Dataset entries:
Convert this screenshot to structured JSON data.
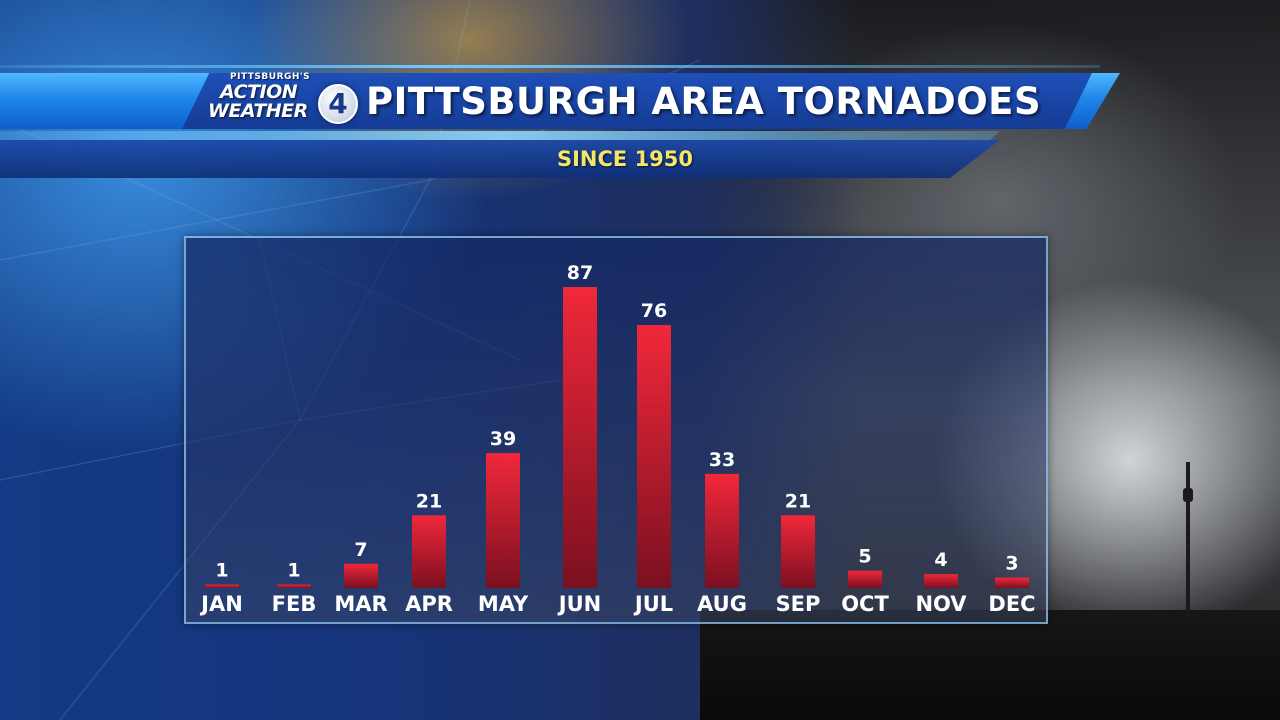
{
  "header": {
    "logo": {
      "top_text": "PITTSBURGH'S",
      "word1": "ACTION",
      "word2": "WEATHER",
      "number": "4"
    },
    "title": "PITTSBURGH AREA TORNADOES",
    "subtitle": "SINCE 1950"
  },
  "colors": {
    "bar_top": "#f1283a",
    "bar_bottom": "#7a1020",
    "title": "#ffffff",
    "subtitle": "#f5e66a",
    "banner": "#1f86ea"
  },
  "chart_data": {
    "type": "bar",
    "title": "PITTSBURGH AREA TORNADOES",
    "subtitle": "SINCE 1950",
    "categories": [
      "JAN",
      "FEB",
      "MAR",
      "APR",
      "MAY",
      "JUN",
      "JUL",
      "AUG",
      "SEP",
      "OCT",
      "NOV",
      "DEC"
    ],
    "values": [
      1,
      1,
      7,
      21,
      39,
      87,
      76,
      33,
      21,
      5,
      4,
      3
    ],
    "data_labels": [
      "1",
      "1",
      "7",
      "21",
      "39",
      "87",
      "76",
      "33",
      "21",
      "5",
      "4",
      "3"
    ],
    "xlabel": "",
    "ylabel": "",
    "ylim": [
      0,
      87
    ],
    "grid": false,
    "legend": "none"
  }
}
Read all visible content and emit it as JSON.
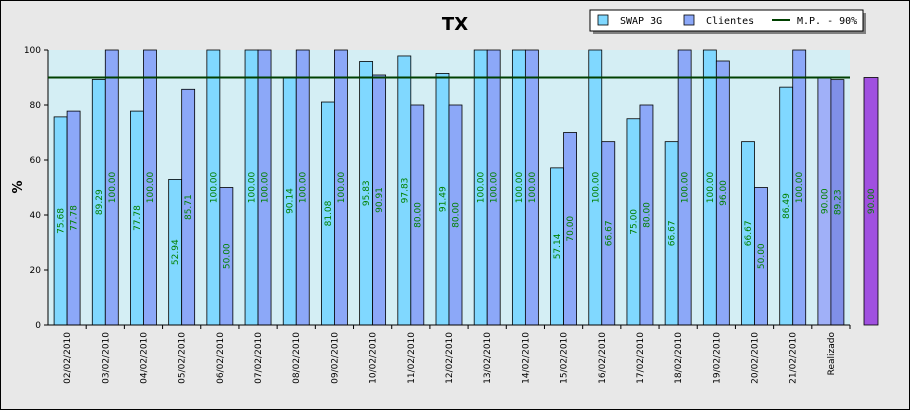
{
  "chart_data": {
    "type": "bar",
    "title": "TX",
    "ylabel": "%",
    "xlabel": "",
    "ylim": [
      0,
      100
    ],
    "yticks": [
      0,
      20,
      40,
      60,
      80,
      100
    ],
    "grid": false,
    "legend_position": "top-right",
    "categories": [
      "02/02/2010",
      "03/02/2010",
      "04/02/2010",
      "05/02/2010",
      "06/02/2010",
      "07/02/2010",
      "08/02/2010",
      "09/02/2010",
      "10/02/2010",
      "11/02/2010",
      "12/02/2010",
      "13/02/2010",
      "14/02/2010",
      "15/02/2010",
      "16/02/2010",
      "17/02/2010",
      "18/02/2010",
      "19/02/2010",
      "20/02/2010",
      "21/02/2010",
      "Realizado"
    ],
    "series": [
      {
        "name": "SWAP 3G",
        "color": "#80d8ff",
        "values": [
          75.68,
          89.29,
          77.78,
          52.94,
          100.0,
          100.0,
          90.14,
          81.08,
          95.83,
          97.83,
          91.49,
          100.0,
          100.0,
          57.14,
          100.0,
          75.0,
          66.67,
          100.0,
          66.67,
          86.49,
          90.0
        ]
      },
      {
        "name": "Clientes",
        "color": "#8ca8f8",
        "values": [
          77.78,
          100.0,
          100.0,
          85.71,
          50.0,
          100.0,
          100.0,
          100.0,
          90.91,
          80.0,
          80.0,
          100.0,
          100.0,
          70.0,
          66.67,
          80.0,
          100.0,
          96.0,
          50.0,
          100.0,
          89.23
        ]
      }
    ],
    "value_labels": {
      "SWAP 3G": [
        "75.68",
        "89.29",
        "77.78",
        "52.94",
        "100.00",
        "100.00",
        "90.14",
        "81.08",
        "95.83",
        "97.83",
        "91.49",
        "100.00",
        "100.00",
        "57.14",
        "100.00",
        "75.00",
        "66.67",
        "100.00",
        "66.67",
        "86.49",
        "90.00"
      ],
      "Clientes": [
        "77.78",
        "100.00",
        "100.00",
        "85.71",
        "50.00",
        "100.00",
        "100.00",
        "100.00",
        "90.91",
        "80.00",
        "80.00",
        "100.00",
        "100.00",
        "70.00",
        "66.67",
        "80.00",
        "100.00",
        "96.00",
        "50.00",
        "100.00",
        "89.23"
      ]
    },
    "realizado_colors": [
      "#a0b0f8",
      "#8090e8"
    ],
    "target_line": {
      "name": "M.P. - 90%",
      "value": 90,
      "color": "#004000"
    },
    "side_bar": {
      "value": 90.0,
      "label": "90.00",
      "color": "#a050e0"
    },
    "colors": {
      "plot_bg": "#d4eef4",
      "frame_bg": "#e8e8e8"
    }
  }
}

Task:
Repeat the data exactly in full, omitting its pictures.

Finished answer:
Convert this screenshot to structured JSON data.
{
  "header": {
    "logo": {
      "top_text": "PITTSBURGH'S",
      "word1": "ACTION",
      "word2": "WEATHER",
      "number": "4"
    },
    "title": "PITTSBURGH AREA TORNADOES",
    "subtitle": "SINCE 1950"
  },
  "colors": {
    "bar_top": "#f1283a",
    "bar_bottom": "#7a1020",
    "title": "#ffffff",
    "subtitle": "#f5e66a",
    "banner": "#1f86ea"
  },
  "chart_data": {
    "type": "bar",
    "title": "PITTSBURGH AREA TORNADOES",
    "subtitle": "SINCE 1950",
    "categories": [
      "JAN",
      "FEB",
      "MAR",
      "APR",
      "MAY",
      "JUN",
      "JUL",
      "AUG",
      "SEP",
      "OCT",
      "NOV",
      "DEC"
    ],
    "values": [
      1,
      1,
      7,
      21,
      39,
      87,
      76,
      33,
      21,
      5,
      4,
      3
    ],
    "data_labels": [
      "1",
      "1",
      "7",
      "21",
      "39",
      "87",
      "76",
      "33",
      "21",
      "5",
      "4",
      "3"
    ],
    "xlabel": "",
    "ylabel": "",
    "ylim": [
      0,
      87
    ],
    "grid": false,
    "legend": "none"
  }
}
Read all visible content and emit it as JSON.
{
  "chart_data": {
    "type": "bar",
    "title": "TX",
    "ylabel": "%",
    "xlabel": "",
    "ylim": [
      0,
      100
    ],
    "yticks": [
      0,
      20,
      40,
      60,
      80,
      100
    ],
    "grid": false,
    "legend_position": "top-right",
    "categories": [
      "02/02/2010",
      "03/02/2010",
      "04/02/2010",
      "05/02/2010",
      "06/02/2010",
      "07/02/2010",
      "08/02/2010",
      "09/02/2010",
      "10/02/2010",
      "11/02/2010",
      "12/02/2010",
      "13/02/2010",
      "14/02/2010",
      "15/02/2010",
      "16/02/2010",
      "17/02/2010",
      "18/02/2010",
      "19/02/2010",
      "20/02/2010",
      "21/02/2010",
      "Realizado"
    ],
    "series": [
      {
        "name": "SWAP 3G",
        "color": "#80d8ff",
        "values": [
          75.68,
          89.29,
          77.78,
          52.94,
          100.0,
          100.0,
          90.14,
          81.08,
          95.83,
          97.83,
          91.49,
          100.0,
          100.0,
          57.14,
          100.0,
          75.0,
          66.67,
          100.0,
          66.67,
          86.49,
          90.0
        ]
      },
      {
        "name": "Clientes",
        "color": "#8ca8f8",
        "values": [
          77.78,
          100.0,
          100.0,
          85.71,
          50.0,
          100.0,
          100.0,
          100.0,
          90.91,
          80.0,
          80.0,
          100.0,
          100.0,
          70.0,
          66.67,
          80.0,
          100.0,
          96.0,
          50.0,
          100.0,
          89.23
        ]
      }
    ],
    "value_labels": {
      "SWAP 3G": [
        "75.68",
        "89.29",
        "77.78",
        "52.94",
        "100.00",
        "100.00",
        "90.14",
        "81.08",
        "95.83",
        "97.83",
        "91.49",
        "100.00",
        "100.00",
        "57.14",
        "100.00",
        "75.00",
        "66.67",
        "100.00",
        "66.67",
        "86.49",
        "90.00"
      ],
      "Clientes": [
        "77.78",
        "100.00",
        "100.00",
        "85.71",
        "50.00",
        "100.00",
        "100.00",
        "100.00",
        "90.91",
        "80.00",
        "80.00",
        "100.00",
        "100.00",
        "70.00",
        "66.67",
        "80.00",
        "100.00",
        "96.00",
        "50.00",
        "100.00",
        "89.23"
      ]
    },
    "realizado_colors": [
      "#a0b0f8",
      "#8090e8"
    ],
    "target_line": {
      "name": "M.P. - 90%",
      "value": 90,
      "color": "#004000"
    },
    "side_bar": {
      "value": 90.0,
      "label": "90.00",
      "color": "#a050e0"
    },
    "colors": {
      "plot_bg": "#d4eef4",
      "frame_bg": "#e8e8e8"
    }
  }
}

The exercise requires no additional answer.